*Required task*. Go through the records underneath and write each one out again exactly.
- - - - - - -
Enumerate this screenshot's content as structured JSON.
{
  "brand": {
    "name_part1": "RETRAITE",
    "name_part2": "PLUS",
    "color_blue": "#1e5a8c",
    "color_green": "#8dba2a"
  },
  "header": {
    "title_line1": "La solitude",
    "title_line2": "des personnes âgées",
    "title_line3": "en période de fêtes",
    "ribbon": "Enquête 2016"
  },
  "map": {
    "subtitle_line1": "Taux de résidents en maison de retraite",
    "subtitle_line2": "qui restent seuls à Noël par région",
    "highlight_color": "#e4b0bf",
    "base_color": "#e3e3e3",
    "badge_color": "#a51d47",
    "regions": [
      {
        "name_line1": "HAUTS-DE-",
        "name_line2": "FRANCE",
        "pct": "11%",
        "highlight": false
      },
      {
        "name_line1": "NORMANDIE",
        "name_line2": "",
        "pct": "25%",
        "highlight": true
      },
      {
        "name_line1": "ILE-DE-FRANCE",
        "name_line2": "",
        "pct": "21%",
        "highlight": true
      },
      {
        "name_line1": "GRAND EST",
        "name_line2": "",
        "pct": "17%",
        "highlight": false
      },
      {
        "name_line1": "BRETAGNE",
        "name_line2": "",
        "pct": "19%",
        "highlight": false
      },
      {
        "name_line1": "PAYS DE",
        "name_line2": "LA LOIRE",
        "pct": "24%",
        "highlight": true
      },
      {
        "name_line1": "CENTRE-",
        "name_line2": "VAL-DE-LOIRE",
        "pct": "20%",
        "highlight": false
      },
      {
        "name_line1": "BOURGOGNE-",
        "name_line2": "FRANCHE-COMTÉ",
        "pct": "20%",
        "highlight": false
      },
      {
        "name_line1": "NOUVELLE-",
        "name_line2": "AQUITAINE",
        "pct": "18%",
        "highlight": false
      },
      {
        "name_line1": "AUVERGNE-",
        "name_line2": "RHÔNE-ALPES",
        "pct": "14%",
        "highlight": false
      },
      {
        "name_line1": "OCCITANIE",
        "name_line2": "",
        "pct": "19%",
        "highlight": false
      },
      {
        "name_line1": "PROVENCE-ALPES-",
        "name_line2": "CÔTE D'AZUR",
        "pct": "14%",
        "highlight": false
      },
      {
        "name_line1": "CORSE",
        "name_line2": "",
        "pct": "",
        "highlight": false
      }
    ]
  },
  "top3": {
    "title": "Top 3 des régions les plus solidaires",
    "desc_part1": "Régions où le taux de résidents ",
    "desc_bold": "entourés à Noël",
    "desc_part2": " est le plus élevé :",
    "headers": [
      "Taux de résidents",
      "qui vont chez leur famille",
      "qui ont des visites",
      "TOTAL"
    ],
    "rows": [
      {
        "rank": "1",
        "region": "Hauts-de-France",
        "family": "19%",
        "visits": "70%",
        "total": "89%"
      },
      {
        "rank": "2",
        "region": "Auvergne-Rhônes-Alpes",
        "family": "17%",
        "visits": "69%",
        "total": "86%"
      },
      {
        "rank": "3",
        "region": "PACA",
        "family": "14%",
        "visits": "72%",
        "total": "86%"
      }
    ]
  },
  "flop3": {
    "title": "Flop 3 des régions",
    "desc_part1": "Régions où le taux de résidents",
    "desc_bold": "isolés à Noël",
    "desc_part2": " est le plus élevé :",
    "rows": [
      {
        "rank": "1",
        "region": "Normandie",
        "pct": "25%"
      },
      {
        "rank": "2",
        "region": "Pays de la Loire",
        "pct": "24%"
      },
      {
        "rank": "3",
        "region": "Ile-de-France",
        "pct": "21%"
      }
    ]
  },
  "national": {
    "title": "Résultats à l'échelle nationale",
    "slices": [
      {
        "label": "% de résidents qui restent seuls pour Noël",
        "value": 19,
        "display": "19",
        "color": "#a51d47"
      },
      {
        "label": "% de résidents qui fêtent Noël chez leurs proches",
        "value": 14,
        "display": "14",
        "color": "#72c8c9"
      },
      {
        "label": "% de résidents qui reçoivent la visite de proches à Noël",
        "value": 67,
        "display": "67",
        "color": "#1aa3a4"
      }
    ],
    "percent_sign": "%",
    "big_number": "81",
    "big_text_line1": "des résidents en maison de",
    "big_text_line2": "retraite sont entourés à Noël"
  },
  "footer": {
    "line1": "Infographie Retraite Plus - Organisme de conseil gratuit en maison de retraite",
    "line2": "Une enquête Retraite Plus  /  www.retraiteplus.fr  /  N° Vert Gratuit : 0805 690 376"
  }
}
- - - - - - -
*Solution for this task*.
Enumerate this screenshot's content as structured JSON.
{
  "brand": {
    "name_part1": "RETRAITE",
    "name_part2": "PLUS",
    "color_blue": "#1e5a8c",
    "color_green": "#8dba2a"
  },
  "header": {
    "title_line1": "La solitude",
    "title_line2": "des personnes âgées",
    "title_line3": "en période de fêtes",
    "ribbon": "Enquête 2016"
  },
  "map": {
    "subtitle_line1": "Taux de résidents en maison de retraite",
    "subtitle_line2": "qui restent seuls à Noël par région",
    "highlight_color": "#e4b0bf",
    "base_color": "#e3e3e3",
    "badge_color": "#a51d47",
    "regions": [
      {
        "name_line1": "HAUTS-DE-",
        "name_line2": "FRANCE",
        "pct": "11%",
        "highlight": false
      },
      {
        "name_line1": "NORMANDIE",
        "name_line2": "",
        "pct": "25%",
        "highlight": true
      },
      {
        "name_line1": "ILE-DE-FRANCE",
        "name_line2": "",
        "pct": "21%",
        "highlight": true
      },
      {
        "name_line1": "GRAND EST",
        "name_line2": "",
        "pct": "17%",
        "highlight": false
      },
      {
        "name_line1": "BRETAGNE",
        "name_line2": "",
        "pct": "19%",
        "highlight": false
      },
      {
        "name_line1": "PAYS DE",
        "name_line2": "LA LOIRE",
        "pct": "24%",
        "highlight": true
      },
      {
        "name_line1": "CENTRE-",
        "name_line2": "VAL-DE-LOIRE",
        "pct": "20%",
        "highlight": false
      },
      {
        "name_line1": "BOURGOGNE-",
        "name_line2": "FRANCHE-COMTÉ",
        "pct": "20%",
        "highlight": false
      },
      {
        "name_line1": "NOUVELLE-",
        "name_line2": "AQUITAINE",
        "pct": "18%",
        "highlight": false
      },
      {
        "name_line1": "AUVERGNE-",
        "name_line2": "RHÔNE-ALPES",
        "pct": "14%",
        "highlight": false
      },
      {
        "name_line1": "OCCITANIE",
        "name_line2": "",
        "pct": "19%",
        "highlight": false
      },
      {
        "name_line1": "PROVENCE-ALPES-",
        "name_line2": "CÔTE D'AZUR",
        "pct": "14%",
        "highlight": false
      },
      {
        "name_line1": "CORSE",
        "name_line2": "",
        "pct": "",
        "highlight": false
      }
    ]
  },
  "top3": {
    "title": "Top 3 des régions les plus solidaires",
    "desc_part1": "Régions où le taux de résidents ",
    "desc_bold": "entourés à Noël",
    "desc_part2": " est le plus élevé :",
    "headers": [
      "Taux de résidents",
      "qui vont chez leur famille",
      "qui ont des visites",
      "TOTAL"
    ],
    "rows": [
      {
        "rank": "1",
        "region": "Hauts-de-France",
        "family": "19%",
        "visits": "70%",
        "total": "89%"
      },
      {
        "rank": "2",
        "region": "Auvergne-Rhônes-Alpes",
        "family": "17%",
        "visits": "69%",
        "total": "86%"
      },
      {
        "rank": "3",
        "region": "PACA",
        "family": "14%",
        "visits": "72%",
        "total": "86%"
      }
    ]
  },
  "flop3": {
    "title": "Flop 3 des régions",
    "desc_part1": "Régions où le taux de résidents",
    "desc_bold": "isolés à Noël",
    "desc_part2": " est le plus élevé :",
    "rows": [
      {
        "rank": "1",
        "region": "Normandie",
        "pct": "25%"
      },
      {
        "rank": "2",
        "region": "Pays de la Loire",
        "pct": "24%"
      },
      {
        "rank": "3",
        "region": "Ile-de-France",
        "pct": "21%"
      }
    ]
  },
  "national": {
    "title": "Résultats à l'échelle nationale",
    "slices": [
      {
        "label": "% de résidents qui restent seuls pour Noël",
        "value": 19,
        "display": "19",
        "color": "#a51d47"
      },
      {
        "label": "% de résidents qui fêtent Noël chez leurs proches",
        "value": 14,
        "display": "14",
        "color": "#72c8c9"
      },
      {
        "label": "% de résidents qui reçoivent la visite de proches à Noël",
        "value": 67,
        "display": "67",
        "color": "#1aa3a4"
      }
    ],
    "percent_sign": "%",
    "big_number": "81",
    "big_text_line1": "des résidents en maison de",
    "big_text_line2": "retraite sont entourés à Noël"
  },
  "footer": {
    "line1": "Infographie Retraite Plus - Organisme de conseil gratuit en maison de retraite",
    "line2": "Une enquête Retraite Plus  /  www.retraiteplus.fr  /  N° Vert Gratuit : 0805 690 376"
  }
}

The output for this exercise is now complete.